| Given request |
Reproduce the following data line for line, with no alterations.

| Supplied information |
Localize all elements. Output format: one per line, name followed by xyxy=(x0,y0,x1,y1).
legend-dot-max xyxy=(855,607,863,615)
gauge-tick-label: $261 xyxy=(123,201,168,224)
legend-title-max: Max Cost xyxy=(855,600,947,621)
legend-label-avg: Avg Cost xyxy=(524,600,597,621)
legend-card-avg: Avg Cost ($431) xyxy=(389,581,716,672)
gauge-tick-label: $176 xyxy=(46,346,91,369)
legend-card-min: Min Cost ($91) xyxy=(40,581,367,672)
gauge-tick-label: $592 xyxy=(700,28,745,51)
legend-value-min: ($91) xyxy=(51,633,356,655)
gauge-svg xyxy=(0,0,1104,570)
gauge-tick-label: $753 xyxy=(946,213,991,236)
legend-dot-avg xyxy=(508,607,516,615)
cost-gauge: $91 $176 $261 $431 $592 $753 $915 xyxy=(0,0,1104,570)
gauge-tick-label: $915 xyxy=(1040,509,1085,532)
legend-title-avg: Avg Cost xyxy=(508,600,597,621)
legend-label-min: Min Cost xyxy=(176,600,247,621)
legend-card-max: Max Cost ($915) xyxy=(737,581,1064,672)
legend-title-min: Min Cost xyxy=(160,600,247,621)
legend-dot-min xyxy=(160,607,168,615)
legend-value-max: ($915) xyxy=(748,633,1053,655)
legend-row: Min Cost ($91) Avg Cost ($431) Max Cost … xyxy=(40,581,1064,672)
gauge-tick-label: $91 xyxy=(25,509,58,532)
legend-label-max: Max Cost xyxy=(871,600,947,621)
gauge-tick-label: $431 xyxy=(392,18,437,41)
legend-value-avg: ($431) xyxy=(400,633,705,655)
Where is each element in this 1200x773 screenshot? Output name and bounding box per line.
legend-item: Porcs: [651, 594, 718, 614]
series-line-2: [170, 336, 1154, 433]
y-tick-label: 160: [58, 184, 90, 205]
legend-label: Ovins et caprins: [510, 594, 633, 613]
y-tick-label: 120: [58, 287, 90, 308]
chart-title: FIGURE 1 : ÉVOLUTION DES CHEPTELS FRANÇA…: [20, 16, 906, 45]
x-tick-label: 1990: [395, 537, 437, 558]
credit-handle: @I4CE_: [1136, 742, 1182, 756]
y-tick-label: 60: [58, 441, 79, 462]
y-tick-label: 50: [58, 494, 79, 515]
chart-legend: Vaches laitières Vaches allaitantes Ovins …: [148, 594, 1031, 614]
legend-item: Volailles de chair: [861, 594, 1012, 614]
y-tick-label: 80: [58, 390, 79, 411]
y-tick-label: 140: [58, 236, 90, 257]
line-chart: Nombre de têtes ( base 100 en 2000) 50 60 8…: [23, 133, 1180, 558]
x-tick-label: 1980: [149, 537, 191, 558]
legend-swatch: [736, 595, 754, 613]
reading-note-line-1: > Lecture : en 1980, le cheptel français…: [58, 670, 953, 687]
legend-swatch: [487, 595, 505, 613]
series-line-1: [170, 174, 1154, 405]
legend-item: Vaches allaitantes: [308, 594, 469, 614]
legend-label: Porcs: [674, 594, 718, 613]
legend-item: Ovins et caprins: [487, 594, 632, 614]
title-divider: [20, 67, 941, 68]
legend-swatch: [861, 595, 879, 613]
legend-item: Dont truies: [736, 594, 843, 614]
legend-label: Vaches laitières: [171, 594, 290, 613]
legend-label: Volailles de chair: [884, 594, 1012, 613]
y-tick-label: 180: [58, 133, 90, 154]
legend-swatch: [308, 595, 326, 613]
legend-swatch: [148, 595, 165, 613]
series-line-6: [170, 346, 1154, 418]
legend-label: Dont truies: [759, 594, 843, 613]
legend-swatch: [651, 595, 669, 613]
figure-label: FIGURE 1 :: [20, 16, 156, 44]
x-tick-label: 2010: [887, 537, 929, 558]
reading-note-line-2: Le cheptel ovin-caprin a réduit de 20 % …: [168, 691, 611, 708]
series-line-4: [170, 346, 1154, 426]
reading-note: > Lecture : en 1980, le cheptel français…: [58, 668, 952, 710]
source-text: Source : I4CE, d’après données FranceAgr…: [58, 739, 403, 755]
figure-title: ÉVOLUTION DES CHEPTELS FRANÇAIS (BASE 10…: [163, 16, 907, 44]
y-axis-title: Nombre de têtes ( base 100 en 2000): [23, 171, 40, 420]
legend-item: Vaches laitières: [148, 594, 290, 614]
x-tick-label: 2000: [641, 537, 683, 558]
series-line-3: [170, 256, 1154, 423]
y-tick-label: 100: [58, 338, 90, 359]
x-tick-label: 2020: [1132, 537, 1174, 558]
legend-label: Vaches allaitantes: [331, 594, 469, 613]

| Response to this exercise |
Localize all elements. Output format: one per line, name followed by xyxy=(x0,y0,x1,y1).
legend-dot-max xyxy=(855,607,863,615)
gauge-tick-label: $261 xyxy=(123,201,168,224)
legend-title-max: Max Cost xyxy=(855,600,947,621)
legend-label-avg: Avg Cost xyxy=(524,600,597,621)
legend-card-avg: Avg Cost ($431) xyxy=(389,581,716,672)
gauge-tick-label: $176 xyxy=(46,346,91,369)
legend-card-min: Min Cost ($91) xyxy=(40,581,367,672)
gauge-tick-label: $592 xyxy=(700,28,745,51)
legend-value-min: ($91) xyxy=(51,633,356,655)
gauge-svg xyxy=(0,0,1104,570)
gauge-tick-label: $753 xyxy=(946,213,991,236)
legend-dot-avg xyxy=(508,607,516,615)
cost-gauge: $91 $176 $261 $431 $592 $753 $915 xyxy=(0,0,1104,570)
gauge-tick-label: $915 xyxy=(1040,509,1085,532)
legend-title-avg: Avg Cost xyxy=(508,600,597,621)
legend-label-min: Min Cost xyxy=(176,600,247,621)
legend-card-max: Max Cost ($915) xyxy=(737,581,1064,672)
legend-title-min: Min Cost xyxy=(160,600,247,621)
legend-dot-min xyxy=(160,607,168,615)
legend-value-max: ($915) xyxy=(748,633,1053,655)
legend-row: Min Cost ($91) Avg Cost ($431) Max Cost … xyxy=(40,581,1064,672)
gauge-tick-label: $91 xyxy=(25,509,58,532)
legend-label-max: Max Cost xyxy=(871,600,947,621)
gauge-tick-label: $431 xyxy=(392,18,437,41)
legend-value-avg: ($431) xyxy=(400,633,705,655)
Where is each element in this 1200x773 screenshot? Output name and bounding box per line.
legend-item: Porcs: [651, 594, 718, 614]
series-line-2: [170, 336, 1154, 433]
y-tick-label: 160: [58, 184, 90, 205]
legend-label: Ovins et caprins: [510, 594, 633, 613]
y-tick-label: 120: [58, 287, 90, 308]
chart-title: FIGURE 1 : ÉVOLUTION DES CHEPTELS FRANÇA…: [20, 16, 906, 45]
x-tick-label: 1990: [395, 537, 437, 558]
credit-handle: @I4CE_: [1136, 742, 1182, 756]
y-tick-label: 60: [58, 441, 79, 462]
y-tick-label: 50: [58, 494, 79, 515]
chart-legend: Vaches laitières Vaches allaitantes Ovins …: [148, 594, 1031, 614]
legend-item: Volailles de chair: [861, 594, 1012, 614]
y-tick-label: 80: [58, 390, 79, 411]
y-tick-label: 140: [58, 236, 90, 257]
line-chart: Nombre de têtes ( base 100 en 2000) 50 60 8…: [23, 133, 1180, 558]
x-tick-label: 1980: [149, 537, 191, 558]
legend-swatch: [736, 595, 754, 613]
reading-note-line-1: > Lecture : en 1980, le cheptel français…: [58, 670, 953, 687]
legend-swatch: [487, 595, 505, 613]
series-line-1: [170, 174, 1154, 405]
legend-item: Vaches allaitantes: [308, 594, 469, 614]
legend-label: Porcs: [674, 594, 718, 613]
legend-item: Ovins et caprins: [487, 594, 632, 614]
title-divider: [20, 67, 941, 68]
legend-swatch: [861, 595, 879, 613]
legend-item: Dont truies: [736, 594, 843, 614]
legend-label: Vaches laitières: [171, 594, 290, 613]
legend-label: Volailles de chair: [884, 594, 1012, 613]
y-tick-label: 180: [58, 133, 90, 154]
legend-swatch: [308, 595, 326, 613]
legend-swatch: [148, 595, 165, 613]
series-line-6: [170, 346, 1154, 418]
legend-label: Dont truies: [759, 594, 843, 613]
legend-swatch: [651, 595, 669, 613]
figure-label: FIGURE 1 :: [20, 16, 156, 44]
x-tick-label: 2010: [887, 537, 929, 558]
reading-note-line-2: Le cheptel ovin-caprin a réduit de 20 % …: [168, 691, 611, 708]
series-line-4: [170, 346, 1154, 426]
reading-note: > Lecture : en 1980, le cheptel français…: [58, 668, 952, 710]
source-text: Source : I4CE, d’après données FranceAgr…: [58, 739, 403, 755]
figure-title: ÉVOLUTION DES CHEPTELS FRANÇAIS (BASE 10…: [163, 16, 907, 44]
y-axis-title: Nombre de têtes ( base 100 en 2000): [23, 171, 40, 420]
legend-item: Vaches laitières: [148, 594, 290, 614]
x-tick-label: 2000: [641, 537, 683, 558]
series-line-3: [170, 256, 1154, 423]
y-tick-label: 100: [58, 338, 90, 359]
x-tick-label: 2020: [1132, 537, 1174, 558]
legend-label: Vaches allaitantes: [331, 594, 469, 613]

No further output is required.